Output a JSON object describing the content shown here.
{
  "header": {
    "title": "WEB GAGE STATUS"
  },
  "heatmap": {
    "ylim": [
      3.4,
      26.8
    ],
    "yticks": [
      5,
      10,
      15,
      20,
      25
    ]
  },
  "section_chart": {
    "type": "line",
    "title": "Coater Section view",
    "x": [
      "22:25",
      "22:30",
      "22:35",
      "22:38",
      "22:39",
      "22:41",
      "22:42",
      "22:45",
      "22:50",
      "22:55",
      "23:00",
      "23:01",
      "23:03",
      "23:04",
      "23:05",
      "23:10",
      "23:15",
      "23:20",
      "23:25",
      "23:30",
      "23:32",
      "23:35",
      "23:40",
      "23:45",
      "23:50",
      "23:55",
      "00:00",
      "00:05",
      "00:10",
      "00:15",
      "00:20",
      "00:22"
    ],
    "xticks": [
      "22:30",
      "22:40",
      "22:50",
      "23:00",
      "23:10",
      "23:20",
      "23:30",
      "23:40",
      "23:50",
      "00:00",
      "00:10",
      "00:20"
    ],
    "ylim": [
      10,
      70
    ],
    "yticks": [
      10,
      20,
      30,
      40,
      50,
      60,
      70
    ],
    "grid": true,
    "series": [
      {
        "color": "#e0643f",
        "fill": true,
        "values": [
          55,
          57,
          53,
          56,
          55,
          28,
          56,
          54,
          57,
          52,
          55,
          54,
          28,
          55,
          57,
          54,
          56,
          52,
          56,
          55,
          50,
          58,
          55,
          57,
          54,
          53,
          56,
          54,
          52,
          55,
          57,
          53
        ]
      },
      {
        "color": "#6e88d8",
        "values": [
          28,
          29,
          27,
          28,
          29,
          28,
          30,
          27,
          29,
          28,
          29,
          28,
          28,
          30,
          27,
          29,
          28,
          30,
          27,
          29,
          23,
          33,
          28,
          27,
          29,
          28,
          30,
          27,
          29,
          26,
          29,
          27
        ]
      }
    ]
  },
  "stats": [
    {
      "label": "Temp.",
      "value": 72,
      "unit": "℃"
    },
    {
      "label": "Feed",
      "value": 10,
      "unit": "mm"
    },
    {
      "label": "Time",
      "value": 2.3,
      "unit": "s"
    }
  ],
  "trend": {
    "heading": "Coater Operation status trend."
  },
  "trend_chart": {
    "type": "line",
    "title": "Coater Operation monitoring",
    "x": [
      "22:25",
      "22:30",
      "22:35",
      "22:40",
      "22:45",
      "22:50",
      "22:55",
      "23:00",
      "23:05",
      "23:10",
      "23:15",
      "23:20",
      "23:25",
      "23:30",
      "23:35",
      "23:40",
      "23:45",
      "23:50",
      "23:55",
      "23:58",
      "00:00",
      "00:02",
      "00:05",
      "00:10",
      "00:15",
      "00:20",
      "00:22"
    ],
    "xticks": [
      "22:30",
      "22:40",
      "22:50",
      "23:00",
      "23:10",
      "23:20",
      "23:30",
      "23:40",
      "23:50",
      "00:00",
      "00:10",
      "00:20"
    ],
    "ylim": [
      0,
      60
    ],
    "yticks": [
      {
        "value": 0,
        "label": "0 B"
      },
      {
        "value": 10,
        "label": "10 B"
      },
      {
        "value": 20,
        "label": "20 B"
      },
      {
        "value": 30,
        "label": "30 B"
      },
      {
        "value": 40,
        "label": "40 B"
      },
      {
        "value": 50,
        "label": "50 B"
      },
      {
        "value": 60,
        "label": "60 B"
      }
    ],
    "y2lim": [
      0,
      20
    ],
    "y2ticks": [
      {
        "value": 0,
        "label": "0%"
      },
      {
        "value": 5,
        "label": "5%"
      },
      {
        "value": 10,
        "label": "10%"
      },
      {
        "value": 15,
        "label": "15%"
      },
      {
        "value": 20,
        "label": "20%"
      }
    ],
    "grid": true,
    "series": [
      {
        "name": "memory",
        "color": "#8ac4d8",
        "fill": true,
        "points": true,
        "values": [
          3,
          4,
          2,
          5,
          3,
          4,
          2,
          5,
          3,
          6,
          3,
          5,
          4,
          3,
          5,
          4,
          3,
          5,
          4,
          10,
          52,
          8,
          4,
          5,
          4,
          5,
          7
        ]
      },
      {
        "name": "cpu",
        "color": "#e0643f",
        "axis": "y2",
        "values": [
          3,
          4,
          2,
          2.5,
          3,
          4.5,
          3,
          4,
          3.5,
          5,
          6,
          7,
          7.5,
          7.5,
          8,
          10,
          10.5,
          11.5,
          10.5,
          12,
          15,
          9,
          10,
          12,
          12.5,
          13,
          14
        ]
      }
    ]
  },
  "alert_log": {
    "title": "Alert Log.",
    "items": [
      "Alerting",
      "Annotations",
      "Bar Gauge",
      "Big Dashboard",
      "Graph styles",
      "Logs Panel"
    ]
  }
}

★ ★ ★ ★ ★ ★ ★

Write out each line of the data above again, exactly as given.

Output a JSON object describing the content shown here.
{
  "header": {
    "title": "WEB GAGE STATUS"
  },
  "heatmap": {
    "ylim": [
      3.4,
      26.8
    ],
    "yticks": [
      5,
      10,
      15,
      20,
      25
    ]
  },
  "section_chart": {
    "type": "line",
    "title": "Coater Section view",
    "x": [
      "22:25",
      "22:30",
      "22:35",
      "22:38",
      "22:39",
      "22:41",
      "22:42",
      "22:45",
      "22:50",
      "22:55",
      "23:00",
      "23:01",
      "23:03",
      "23:04",
      "23:05",
      "23:10",
      "23:15",
      "23:20",
      "23:25",
      "23:30",
      "23:32",
      "23:35",
      "23:40",
      "23:45",
      "23:50",
      "23:55",
      "00:00",
      "00:05",
      "00:10",
      "00:15",
      "00:20",
      "00:22"
    ],
    "xticks": [
      "22:30",
      "22:40",
      "22:50",
      "23:00",
      "23:10",
      "23:20",
      "23:30",
      "23:40",
      "23:50",
      "00:00",
      "00:10",
      "00:20"
    ],
    "ylim": [
      10,
      70
    ],
    "yticks": [
      10,
      20,
      30,
      40,
      50,
      60,
      70
    ],
    "grid": true,
    "series": [
      {
        "color": "#e0643f",
        "fill": true,
        "values": [
          55,
          57,
          53,
          56,
          55,
          28,
          56,
          54,
          57,
          52,
          55,
          54,
          28,
          55,
          57,
          54,
          56,
          52,
          56,
          55,
          50,
          58,
          55,
          57,
          54,
          53,
          56,
          54,
          52,
          55,
          57,
          53
        ]
      },
      {
        "color": "#6e88d8",
        "values": [
          28,
          29,
          27,
          28,
          29,
          28,
          30,
          27,
          29,
          28,
          29,
          28,
          28,
          30,
          27,
          29,
          28,
          30,
          27,
          29,
          23,
          33,
          28,
          27,
          29,
          28,
          30,
          27,
          29,
          26,
          29,
          27
        ]
      }
    ]
  },
  "stats": [
    {
      "label": "Temp.",
      "value": 72,
      "unit": "℃"
    },
    {
      "label": "Feed",
      "value": 10,
      "unit": "mm"
    },
    {
      "label": "Time",
      "value": 2.3,
      "unit": "s"
    }
  ],
  "trend": {
    "heading": "Coater Operation status trend."
  },
  "trend_chart": {
    "type": "line",
    "title": "Coater Operation monitoring",
    "x": [
      "22:25",
      "22:30",
      "22:35",
      "22:40",
      "22:45",
      "22:50",
      "22:55",
      "23:00",
      "23:05",
      "23:10",
      "23:15",
      "23:20",
      "23:25",
      "23:30",
      "23:35",
      "23:40",
      "23:45",
      "23:50",
      "23:55",
      "23:58",
      "00:00",
      "00:02",
      "00:05",
      "00:10",
      "00:15",
      "00:20",
      "00:22"
    ],
    "xticks": [
      "22:30",
      "22:40",
      "22:50",
      "23:00",
      "23:10",
      "23:20",
      "23:30",
      "23:40",
      "23:50",
      "00:00",
      "00:10",
      "00:20"
    ],
    "ylim": [
      0,
      60
    ],
    "yticks": [
      {
        "value": 0,
        "label": "0 B"
      },
      {
        "value": 10,
        "label": "10 B"
      },
      {
        "value": 20,
        "label": "20 B"
      },
      {
        "value": 30,
        "label": "30 B"
      },
      {
        "value": 40,
        "label": "40 B"
      },
      {
        "value": 50,
        "label": "50 B"
      },
      {
        "value": 60,
        "label": "60 B"
      }
    ],
    "y2lim": [
      0,
      20
    ],
    "y2ticks": [
      {
        "value": 0,
        "label": "0%"
      },
      {
        "value": 5,
        "label": "5%"
      },
      {
        "value": 10,
        "label": "10%"
      },
      {
        "value": 15,
        "label": "15%"
      },
      {
        "value": 20,
        "label": "20%"
      }
    ],
    "grid": true,
    "series": [
      {
        "name": "memory",
        "color": "#8ac4d8",
        "fill": true,
        "points": true,
        "values": [
          3,
          4,
          2,
          5,
          3,
          4,
          2,
          5,
          3,
          6,
          3,
          5,
          4,
          3,
          5,
          4,
          3,
          5,
          4,
          10,
          52,
          8,
          4,
          5,
          4,
          5,
          7
        ]
      },
      {
        "name": "cpu",
        "color": "#e0643f",
        "axis": "y2",
        "values": [
          3,
          4,
          2,
          2.5,
          3,
          4.5,
          3,
          4,
          3.5,
          5,
          6,
          7,
          7.5,
          7.5,
          8,
          10,
          10.5,
          11.5,
          10.5,
          12,
          15,
          9,
          10,
          12,
          12.5,
          13,
          14
        ]
      }
    ]
  },
  "alert_log": {
    "title": "Alert Log.",
    "items": [
      "Alerting",
      "Annotations",
      "Bar Gauge",
      "Big Dashboard",
      "Graph styles",
      "Logs Panel"
    ]
  }
}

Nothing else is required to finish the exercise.